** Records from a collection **
___
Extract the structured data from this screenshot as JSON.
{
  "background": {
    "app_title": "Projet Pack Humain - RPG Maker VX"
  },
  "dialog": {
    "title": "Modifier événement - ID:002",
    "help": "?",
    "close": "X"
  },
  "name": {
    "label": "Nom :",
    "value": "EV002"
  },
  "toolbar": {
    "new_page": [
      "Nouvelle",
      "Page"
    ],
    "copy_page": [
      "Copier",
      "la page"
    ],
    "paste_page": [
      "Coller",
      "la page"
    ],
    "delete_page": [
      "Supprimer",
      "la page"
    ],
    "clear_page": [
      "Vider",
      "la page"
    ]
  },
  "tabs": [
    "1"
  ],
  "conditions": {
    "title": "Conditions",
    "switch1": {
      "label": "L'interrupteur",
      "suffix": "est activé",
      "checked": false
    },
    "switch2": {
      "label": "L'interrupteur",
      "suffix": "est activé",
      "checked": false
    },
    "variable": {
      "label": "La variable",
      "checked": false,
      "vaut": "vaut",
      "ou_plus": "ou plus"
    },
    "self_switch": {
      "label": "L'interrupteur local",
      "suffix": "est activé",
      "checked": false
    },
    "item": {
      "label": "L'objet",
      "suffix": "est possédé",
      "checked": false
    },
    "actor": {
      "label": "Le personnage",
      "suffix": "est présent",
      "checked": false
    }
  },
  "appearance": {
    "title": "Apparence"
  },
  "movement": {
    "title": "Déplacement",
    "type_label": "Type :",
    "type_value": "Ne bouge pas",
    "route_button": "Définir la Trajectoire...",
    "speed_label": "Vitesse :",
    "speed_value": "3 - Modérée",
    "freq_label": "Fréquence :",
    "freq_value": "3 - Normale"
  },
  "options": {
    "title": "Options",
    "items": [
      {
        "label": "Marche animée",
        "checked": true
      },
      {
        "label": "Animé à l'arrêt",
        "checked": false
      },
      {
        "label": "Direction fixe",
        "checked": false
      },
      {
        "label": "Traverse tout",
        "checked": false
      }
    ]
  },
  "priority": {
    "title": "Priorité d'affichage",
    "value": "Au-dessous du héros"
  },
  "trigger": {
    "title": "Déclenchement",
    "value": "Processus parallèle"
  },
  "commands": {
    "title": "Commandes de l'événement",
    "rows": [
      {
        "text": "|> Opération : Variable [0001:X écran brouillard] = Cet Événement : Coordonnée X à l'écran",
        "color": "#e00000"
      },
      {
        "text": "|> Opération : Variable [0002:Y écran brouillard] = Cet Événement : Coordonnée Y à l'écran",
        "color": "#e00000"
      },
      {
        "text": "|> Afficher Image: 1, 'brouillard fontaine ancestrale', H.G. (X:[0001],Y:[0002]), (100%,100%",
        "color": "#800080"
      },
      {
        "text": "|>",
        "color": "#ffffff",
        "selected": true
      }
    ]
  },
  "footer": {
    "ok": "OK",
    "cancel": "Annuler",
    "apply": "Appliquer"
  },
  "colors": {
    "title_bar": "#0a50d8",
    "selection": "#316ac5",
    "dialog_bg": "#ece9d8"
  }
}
___
** Task prompt **
Repeat the data precisely, reproducing every entry.

** The answer **
Extract the structured data from this screenshot as JSON.
{
  "background": {
    "app_title": "Projet Pack Humain - RPG Maker VX"
  },
  "dialog": {
    "title": "Modifier événement - ID:002",
    "help": "?",
    "close": "X"
  },
  "name": {
    "label": "Nom :",
    "value": "EV002"
  },
  "toolbar": {
    "new_page": [
      "Nouvelle",
      "Page"
    ],
    "copy_page": [
      "Copier",
      "la page"
    ],
    "paste_page": [
      "Coller",
      "la page"
    ],
    "delete_page": [
      "Supprimer",
      "la page"
    ],
    "clear_page": [
      "Vider",
      "la page"
    ]
  },
  "tabs": [
    "1"
  ],
  "conditions": {
    "title": "Conditions",
    "switch1": {
      "label": "L'interrupteur",
      "suffix": "est activé",
      "checked": false
    },
    "switch2": {
      "label": "L'interrupteur",
      "suffix": "est activé",
      "checked": false
    },
    "variable": {
      "label": "La variable",
      "checked": false,
      "vaut": "vaut",
      "ou_plus": "ou plus"
    },
    "self_switch": {
      "label": "L'interrupteur local",
      "suffix": "est activé",
      "checked": false
    },
    "item": {
      "label": "L'objet",
      "suffix": "est possédé",
      "checked": false
    },
    "actor": {
      "label": "Le personnage",
      "suffix": "est présent",
      "checked": false
    }
  },
  "appearance": {
    "title": "Apparence"
  },
  "movement": {
    "title": "Déplacement",
    "type_label": "Type :",
    "type_value": "Ne bouge pas",
    "route_button": "Définir la Trajectoire...",
    "speed_label": "Vitesse :",
    "speed_value": "3 - Modérée",
    "freq_label": "Fréquence :",
    "freq_value": "3 - Normale"
  },
  "options": {
    "title": "Options",
    "items": [
      {
        "label": "Marche animée",
        "checked": true
      },
      {
        "label": "Animé à l'arrêt",
        "checked": false
      },
      {
        "label": "Direction fixe",
        "checked": false
      },
      {
        "label": "Traverse tout",
        "checked": false
      }
    ]
  },
  "priority": {
    "title": "Priorité d'affichage",
    "value": "Au-dessous du héros"
  },
  "trigger": {
    "title": "Déclenchement",
    "value": "Processus parallèle"
  },
  "commands": {
    "title": "Commandes de l'événement",
    "rows": [
      {
        "text": "|> Opération : Variable [0001:X écran brouillard] = Cet Événement : Coordonnée X à l'écran",
        "color": "#e00000"
      },
      {
        "text": "|> Opération : Variable [0002:Y écran brouillard] = Cet Événement : Coordonnée Y à l'écran",
        "color": "#e00000"
      },
      {
        "text": "|> Afficher Image: 1, 'brouillard fontaine ancestrale', H.G. (X:[0001],Y:[0002]), (100%,100%",
        "color": "#800080"
      },
      {
        "text": "|>",
        "color": "#ffffff",
        "selected": true
      }
    ]
  },
  "footer": {
    "ok": "OK",
    "cancel": "Annuler",
    "apply": "Appliquer"
  },
  "colors": {
    "title_bar": "#0a50d8",
    "selection": "#316ac5",
    "dialog_bg": "#ece9d8"
  }
}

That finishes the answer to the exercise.